▶ **EXERCISE AIM**
Reply with only the number of lines that contain the string "this".

Dataset rows about figures:
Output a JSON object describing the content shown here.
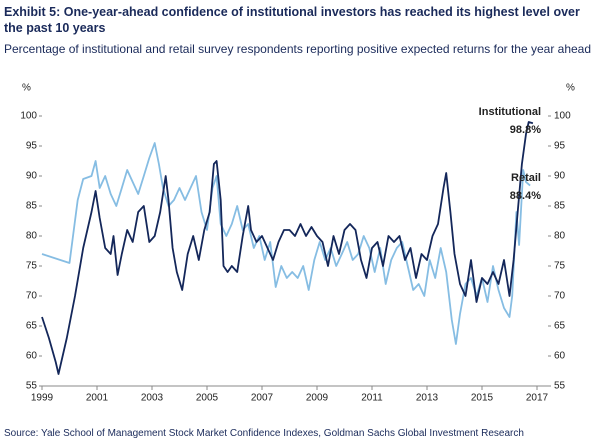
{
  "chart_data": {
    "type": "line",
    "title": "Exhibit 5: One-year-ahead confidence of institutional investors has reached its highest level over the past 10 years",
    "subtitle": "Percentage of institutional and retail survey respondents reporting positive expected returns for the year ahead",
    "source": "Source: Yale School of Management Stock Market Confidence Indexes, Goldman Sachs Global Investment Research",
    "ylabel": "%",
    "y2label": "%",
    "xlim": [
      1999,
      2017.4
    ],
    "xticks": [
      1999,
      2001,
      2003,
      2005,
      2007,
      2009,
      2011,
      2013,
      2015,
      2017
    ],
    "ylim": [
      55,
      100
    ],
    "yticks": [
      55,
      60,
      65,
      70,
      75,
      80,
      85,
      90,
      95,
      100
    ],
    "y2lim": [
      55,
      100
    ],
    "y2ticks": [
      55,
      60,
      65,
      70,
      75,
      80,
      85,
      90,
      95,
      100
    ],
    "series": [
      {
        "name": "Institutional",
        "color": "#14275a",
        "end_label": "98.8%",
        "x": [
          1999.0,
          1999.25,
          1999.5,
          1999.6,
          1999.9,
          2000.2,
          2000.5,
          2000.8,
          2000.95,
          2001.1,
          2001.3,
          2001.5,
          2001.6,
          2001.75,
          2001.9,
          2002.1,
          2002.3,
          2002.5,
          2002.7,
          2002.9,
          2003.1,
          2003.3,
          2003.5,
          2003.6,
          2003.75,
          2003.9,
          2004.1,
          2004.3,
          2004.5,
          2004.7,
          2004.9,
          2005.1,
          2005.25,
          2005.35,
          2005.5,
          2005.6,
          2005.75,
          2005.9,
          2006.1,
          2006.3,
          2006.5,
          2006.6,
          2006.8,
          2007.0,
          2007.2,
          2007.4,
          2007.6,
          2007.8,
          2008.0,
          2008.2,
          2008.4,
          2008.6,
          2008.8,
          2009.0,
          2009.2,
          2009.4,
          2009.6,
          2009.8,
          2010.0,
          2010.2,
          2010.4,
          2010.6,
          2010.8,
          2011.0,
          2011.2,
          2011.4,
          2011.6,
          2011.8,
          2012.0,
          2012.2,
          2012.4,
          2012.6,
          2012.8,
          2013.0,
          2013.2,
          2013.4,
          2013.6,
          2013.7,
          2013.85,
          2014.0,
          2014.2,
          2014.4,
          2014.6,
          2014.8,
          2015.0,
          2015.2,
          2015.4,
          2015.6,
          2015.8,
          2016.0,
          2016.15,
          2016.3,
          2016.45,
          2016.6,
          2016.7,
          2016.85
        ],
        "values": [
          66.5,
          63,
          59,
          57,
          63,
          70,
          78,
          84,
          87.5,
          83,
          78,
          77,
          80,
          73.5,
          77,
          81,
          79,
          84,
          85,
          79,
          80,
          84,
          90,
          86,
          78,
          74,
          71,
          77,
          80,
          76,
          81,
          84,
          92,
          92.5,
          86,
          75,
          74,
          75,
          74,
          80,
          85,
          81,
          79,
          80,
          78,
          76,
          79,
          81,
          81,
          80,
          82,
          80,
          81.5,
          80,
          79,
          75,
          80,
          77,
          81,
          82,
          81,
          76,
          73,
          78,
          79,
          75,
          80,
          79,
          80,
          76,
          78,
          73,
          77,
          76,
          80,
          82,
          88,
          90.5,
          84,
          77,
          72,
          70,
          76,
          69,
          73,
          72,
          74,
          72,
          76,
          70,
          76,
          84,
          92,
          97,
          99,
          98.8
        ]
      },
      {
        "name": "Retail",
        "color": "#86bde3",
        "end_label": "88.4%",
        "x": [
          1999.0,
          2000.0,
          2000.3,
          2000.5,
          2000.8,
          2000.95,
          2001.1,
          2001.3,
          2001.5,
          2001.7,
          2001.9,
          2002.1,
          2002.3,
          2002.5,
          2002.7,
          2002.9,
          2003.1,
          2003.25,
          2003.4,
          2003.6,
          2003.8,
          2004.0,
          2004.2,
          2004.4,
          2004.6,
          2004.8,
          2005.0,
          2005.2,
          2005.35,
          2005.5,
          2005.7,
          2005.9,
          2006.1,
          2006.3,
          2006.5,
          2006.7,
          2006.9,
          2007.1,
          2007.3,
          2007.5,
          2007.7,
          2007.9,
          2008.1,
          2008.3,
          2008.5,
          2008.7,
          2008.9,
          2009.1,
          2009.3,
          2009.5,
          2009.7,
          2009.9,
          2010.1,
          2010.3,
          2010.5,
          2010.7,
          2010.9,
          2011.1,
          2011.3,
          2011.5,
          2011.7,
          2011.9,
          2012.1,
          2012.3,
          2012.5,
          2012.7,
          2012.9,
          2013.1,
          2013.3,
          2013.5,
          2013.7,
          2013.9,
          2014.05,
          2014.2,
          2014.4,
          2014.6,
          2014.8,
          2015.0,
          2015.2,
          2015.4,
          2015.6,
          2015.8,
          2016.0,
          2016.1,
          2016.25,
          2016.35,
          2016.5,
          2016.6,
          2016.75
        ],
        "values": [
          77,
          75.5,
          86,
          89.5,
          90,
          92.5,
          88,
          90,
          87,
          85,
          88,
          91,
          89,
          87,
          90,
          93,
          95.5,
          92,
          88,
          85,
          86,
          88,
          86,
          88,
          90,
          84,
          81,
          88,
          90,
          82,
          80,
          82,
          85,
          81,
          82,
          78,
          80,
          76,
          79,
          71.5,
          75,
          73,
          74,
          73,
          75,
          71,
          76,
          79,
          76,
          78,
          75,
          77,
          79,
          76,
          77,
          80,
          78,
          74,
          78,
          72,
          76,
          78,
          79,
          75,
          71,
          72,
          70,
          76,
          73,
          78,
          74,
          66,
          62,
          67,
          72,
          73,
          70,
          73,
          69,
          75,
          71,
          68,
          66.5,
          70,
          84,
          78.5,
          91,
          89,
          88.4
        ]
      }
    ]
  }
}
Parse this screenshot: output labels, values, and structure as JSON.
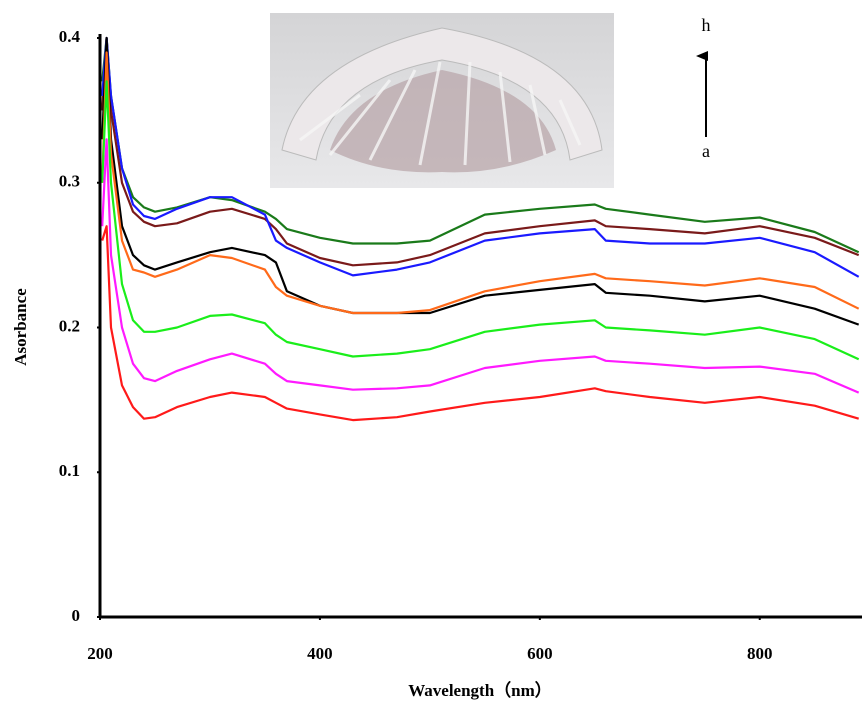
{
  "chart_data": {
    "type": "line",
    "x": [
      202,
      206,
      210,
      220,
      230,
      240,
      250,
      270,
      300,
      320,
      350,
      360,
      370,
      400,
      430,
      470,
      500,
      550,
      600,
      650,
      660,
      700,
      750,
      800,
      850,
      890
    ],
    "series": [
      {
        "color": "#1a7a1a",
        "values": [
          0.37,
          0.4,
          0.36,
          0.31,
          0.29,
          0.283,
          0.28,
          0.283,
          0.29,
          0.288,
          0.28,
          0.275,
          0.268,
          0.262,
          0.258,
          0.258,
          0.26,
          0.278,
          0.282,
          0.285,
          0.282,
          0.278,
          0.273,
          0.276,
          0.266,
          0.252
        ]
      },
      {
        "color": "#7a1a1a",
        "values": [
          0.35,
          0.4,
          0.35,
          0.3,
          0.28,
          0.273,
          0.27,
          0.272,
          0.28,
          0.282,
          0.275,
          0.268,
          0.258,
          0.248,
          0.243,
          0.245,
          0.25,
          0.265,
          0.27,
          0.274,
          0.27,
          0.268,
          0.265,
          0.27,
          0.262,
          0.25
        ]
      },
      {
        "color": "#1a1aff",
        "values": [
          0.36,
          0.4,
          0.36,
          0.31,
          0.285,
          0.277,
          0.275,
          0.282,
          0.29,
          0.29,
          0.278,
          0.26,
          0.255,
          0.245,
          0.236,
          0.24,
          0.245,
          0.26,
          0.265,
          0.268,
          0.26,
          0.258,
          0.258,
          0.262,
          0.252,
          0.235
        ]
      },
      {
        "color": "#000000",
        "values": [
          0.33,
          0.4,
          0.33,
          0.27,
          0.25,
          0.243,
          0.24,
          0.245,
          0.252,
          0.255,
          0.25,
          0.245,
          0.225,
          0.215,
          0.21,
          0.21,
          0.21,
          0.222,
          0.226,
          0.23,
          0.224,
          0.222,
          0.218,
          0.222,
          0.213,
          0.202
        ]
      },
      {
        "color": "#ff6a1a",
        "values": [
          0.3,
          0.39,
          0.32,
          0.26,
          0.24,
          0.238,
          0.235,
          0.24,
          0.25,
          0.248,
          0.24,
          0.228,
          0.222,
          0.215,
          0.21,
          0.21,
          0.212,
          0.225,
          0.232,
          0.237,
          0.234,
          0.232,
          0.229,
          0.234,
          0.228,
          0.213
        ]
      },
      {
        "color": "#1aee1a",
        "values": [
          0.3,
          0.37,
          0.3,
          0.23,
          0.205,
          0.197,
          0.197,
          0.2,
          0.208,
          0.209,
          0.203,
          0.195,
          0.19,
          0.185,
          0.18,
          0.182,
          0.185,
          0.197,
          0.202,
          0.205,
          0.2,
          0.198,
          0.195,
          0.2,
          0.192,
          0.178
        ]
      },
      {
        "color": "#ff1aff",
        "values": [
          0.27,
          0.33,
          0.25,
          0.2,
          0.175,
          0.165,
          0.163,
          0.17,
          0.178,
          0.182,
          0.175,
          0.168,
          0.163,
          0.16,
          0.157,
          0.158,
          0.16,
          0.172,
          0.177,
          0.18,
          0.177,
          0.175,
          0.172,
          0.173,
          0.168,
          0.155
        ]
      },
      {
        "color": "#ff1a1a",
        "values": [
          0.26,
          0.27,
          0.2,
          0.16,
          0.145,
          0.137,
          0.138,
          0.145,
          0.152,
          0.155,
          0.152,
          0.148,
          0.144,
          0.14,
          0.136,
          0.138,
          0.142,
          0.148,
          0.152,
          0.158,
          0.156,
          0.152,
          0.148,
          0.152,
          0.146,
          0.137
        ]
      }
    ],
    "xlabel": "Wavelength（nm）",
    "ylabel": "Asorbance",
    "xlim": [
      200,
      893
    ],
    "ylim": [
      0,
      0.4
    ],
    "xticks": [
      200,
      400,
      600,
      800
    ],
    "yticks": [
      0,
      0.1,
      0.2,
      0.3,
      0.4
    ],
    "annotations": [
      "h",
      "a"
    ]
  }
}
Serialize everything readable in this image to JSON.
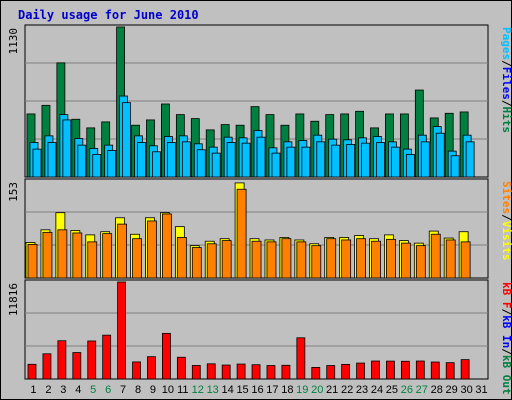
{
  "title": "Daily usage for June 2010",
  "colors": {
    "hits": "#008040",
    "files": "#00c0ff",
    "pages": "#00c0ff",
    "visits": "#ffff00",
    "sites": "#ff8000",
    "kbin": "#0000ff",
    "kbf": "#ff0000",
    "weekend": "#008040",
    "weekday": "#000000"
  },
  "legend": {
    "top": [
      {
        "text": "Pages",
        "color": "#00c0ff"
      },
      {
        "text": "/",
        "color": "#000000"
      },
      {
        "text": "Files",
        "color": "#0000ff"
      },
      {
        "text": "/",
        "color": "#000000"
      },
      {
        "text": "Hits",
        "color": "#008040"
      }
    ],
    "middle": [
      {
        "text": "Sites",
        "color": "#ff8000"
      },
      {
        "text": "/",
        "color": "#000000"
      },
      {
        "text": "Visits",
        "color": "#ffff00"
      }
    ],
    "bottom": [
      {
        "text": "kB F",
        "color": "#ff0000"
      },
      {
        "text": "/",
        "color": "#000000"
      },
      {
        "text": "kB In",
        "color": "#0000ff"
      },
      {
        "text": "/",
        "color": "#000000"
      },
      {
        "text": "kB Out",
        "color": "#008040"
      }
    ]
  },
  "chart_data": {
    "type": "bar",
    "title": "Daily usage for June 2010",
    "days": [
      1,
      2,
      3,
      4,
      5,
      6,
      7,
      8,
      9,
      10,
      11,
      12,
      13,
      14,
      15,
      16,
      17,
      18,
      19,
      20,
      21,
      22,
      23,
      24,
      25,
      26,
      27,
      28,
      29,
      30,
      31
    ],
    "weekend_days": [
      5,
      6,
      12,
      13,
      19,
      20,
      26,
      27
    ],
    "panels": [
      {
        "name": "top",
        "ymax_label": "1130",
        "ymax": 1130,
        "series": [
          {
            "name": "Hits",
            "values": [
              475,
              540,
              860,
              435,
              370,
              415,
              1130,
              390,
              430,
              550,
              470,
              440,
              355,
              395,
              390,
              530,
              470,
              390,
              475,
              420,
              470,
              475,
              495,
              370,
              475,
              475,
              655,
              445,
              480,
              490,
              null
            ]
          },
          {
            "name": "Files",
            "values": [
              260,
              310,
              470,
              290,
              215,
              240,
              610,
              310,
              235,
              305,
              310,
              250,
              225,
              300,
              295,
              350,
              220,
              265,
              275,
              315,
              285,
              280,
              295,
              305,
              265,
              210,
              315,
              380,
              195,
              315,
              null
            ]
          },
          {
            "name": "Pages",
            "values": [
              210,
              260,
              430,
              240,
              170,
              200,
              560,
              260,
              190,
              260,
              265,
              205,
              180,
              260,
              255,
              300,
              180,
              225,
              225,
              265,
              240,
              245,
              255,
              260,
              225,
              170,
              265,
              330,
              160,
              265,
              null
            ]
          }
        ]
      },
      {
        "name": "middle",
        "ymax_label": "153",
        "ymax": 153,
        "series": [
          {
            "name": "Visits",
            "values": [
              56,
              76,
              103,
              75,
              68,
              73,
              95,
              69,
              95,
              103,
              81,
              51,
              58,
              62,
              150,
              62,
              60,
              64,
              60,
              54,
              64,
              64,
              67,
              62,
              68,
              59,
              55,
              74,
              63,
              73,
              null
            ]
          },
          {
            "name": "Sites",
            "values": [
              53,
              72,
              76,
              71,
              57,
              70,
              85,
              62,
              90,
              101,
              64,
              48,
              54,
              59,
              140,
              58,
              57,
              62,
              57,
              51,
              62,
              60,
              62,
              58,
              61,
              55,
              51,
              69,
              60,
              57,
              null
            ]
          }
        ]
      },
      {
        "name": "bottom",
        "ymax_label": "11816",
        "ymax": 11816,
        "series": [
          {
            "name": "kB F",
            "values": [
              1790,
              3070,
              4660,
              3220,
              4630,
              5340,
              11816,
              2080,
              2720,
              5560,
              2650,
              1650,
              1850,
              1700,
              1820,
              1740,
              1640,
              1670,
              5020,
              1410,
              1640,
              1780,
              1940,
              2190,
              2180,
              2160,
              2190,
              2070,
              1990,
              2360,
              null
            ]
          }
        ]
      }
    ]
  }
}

▶ **WRITTEN SOLUTION**
2